:: Chart and figure data ::

· · ·

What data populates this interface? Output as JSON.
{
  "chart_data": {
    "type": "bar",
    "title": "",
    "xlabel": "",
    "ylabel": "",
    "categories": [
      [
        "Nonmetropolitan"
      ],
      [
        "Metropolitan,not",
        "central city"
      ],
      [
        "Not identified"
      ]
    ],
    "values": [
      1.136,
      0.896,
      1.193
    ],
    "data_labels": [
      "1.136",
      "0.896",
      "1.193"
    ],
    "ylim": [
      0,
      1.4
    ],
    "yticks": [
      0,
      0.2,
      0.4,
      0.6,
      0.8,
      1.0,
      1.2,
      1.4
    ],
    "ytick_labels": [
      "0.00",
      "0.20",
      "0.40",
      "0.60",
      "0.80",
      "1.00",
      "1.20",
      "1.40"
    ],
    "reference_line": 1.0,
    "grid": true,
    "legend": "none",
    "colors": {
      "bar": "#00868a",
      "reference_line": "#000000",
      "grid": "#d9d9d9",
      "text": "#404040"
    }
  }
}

· · ·

:: What to do ::
Restate the whole listing exactly.

:: Solution ::
What data populates this interface? Output as JSON.
{
  "chart_data": {
    "type": "bar",
    "title": "",
    "xlabel": "",
    "ylabel": "",
    "categories": [
      [
        "Nonmetropolitan"
      ],
      [
        "Metropolitan,not",
        "central city"
      ],
      [
        "Not identified"
      ]
    ],
    "values": [
      1.136,
      0.896,
      1.193
    ],
    "data_labels": [
      "1.136",
      "0.896",
      "1.193"
    ],
    "ylim": [
      0,
      1.4
    ],
    "yticks": [
      0,
      0.2,
      0.4,
      0.6,
      0.8,
      1.0,
      1.2,
      1.4
    ],
    "ytick_labels": [
      "0.00",
      "0.20",
      "0.40",
      "0.60",
      "0.80",
      "1.00",
      "1.20",
      "1.40"
    ],
    "reference_line": 1.0,
    "grid": true,
    "legend": "none",
    "colors": {
      "bar": "#00868a",
      "reference_line": "#000000",
      "grid": "#d9d9d9",
      "text": "#404040"
    }
  }
}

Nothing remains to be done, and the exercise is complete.